▶ [SUPPLIED ENTRIES]
______
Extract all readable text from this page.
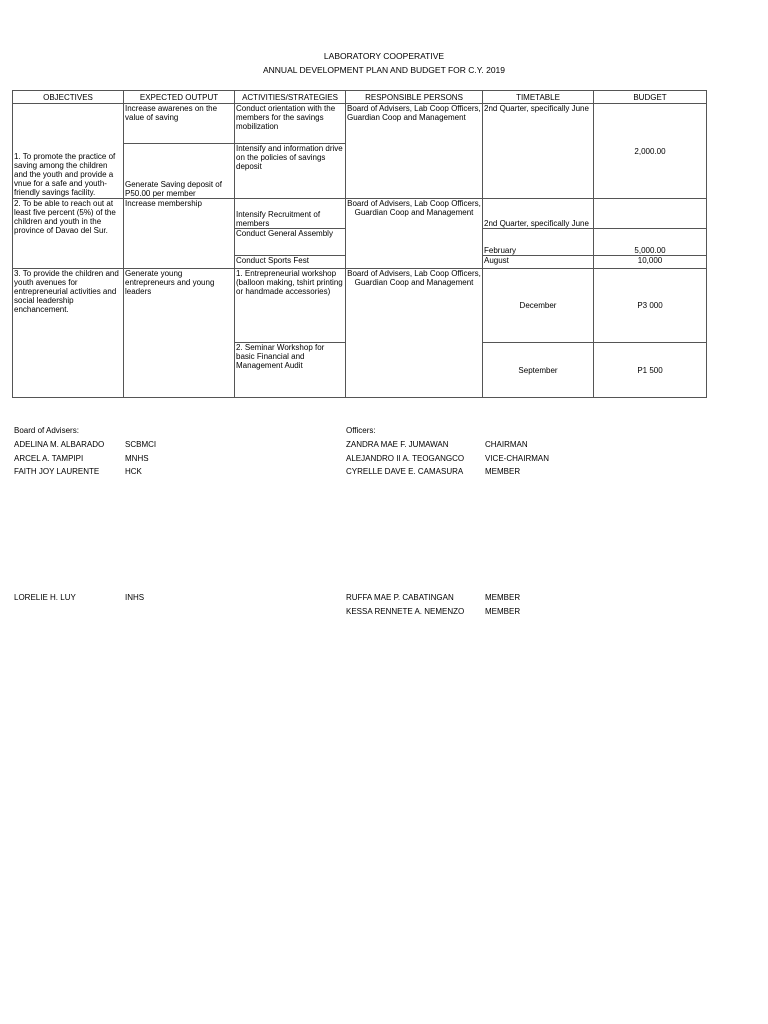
LABORATORY COOPERATIVE
ANNUAL DEVELOPMENT PLAN AND BUDGET FOR C.Y. 2019
OBJECTIVES	EXPECTED OUTPUT	ACTIVITIES/STRATEGIES	RESPONSIBLE PERSONS	TIMETABLE	BUDGET
1. To promote the practice of saving among the children and the youth and provide a vnue for a safe and youth-friendly savings facility.	Increase awarenes on the value of saving	Conduct orientation with the members for the savings mobilization	Board of Advisers, Lab Coop Officers, Guardian Coop and Management	2nd Quarter, specifically June	2,000.00
	Generate Saving deposit of P50.00 per member	Intensify and information drive on the policies of savings deposit			
2. To be able to reach out at least five percent (5%) of the children and youth in the province of Davao del Sur.	Increase membership	Intensify Recruitment of members	Board of Advisers, Lab Coop Officers, Guardian Coop and Management	2nd Quarter, specifically June	
		Conduct General Assembly		February	5,000.00
		Conduct Sports Fest		August	10,000
3. To provide the children and youth avenues for entrepreneurial activities and social leadership enchancement.	Generate young entrepreneurs and young leaders	1. Entrepreneurial workshop (balloon making, tshirt printing or handmade accessories)	Board of Advisers, Lab Coop Officers, Guardian Coop and Management	December	P3 000
		2. Seminar Workshop for basic Financial and Management Audit		September	P1 500
Board of Advisers:	Officers:
ADELINA M. ALBARADO	SCBMCI
ARCEL A. TAMPIPI	MNHS
FAITH JOY LAURENTE	HCK
LORELIE H. LUY	INHS
ZANDRA MAE F. JUMAWAN	CHAIRMAN
ALEJANDRO II A. TEOGANGCO	VICE-CHAIRMAN
CYRELLE DAVE E. CAMASURA	MEMBER
RUFFA MAE P. CABATINGAN	MEMBER
KESSA RENNETE A. NEMENZO	MEMBER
______
Give an exact reproduction of every line, leaving out any picture.

▶ [RESPONSE FOR THIS EXERCISE]
Extract all readable text from this page.
LABORATORY COOPERATIVE
ANNUAL DEVELOPMENT PLAN AND BUDGET FOR C.Y. 2019
OBJECTIVES	EXPECTED OUTPUT	ACTIVITIES/STRATEGIES	RESPONSIBLE PERSONS	TIMETABLE	BUDGET
1. To promote the practice of saving among the children and the youth and provide a vnue for a safe and youth-friendly savings facility.	Increase awarenes on the value of saving	Conduct orientation with the members for the savings mobilization	Board of Advisers, Lab Coop Officers, Guardian Coop and Management	2nd Quarter, specifically June	2,000.00
	Generate Saving deposit of P50.00 per member	Intensify and information drive on the policies of savings deposit			
2. To be able to reach out at least five percent (5%) of the children and youth in the province of Davao del Sur.	Increase membership	Intensify Recruitment of members	Board of Advisers, Lab Coop Officers, Guardian Coop and Management	2nd Quarter, specifically June	
		Conduct General Assembly		February	5,000.00
		Conduct Sports Fest		August	10,000
3. To provide the children and youth avenues for entrepreneurial activities and social leadership enchancement.	Generate young entrepreneurs and young leaders	1. Entrepreneurial workshop (balloon making, tshirt printing or handmade accessories)	Board of Advisers, Lab Coop Officers, Guardian Coop and Management	December	P3 000
		2. Seminar Workshop for basic Financial and Management Audit		September	P1 500
Board of Advisers:	Officers:
ADELINA M. ALBARADO	SCBMCI
ARCEL A. TAMPIPI	MNHS
FAITH JOY LAURENTE	HCK
LORELIE H. LUY	INHS
ZANDRA MAE F. JUMAWAN	CHAIRMAN
ALEJANDRO II A. TEOGANGCO	VICE-CHAIRMAN
CYRELLE DAVE E. CAMASURA	MEMBER
RUFFA MAE P. CABATINGAN	MEMBER
KESSA RENNETE A. NEMENZO	MEMBER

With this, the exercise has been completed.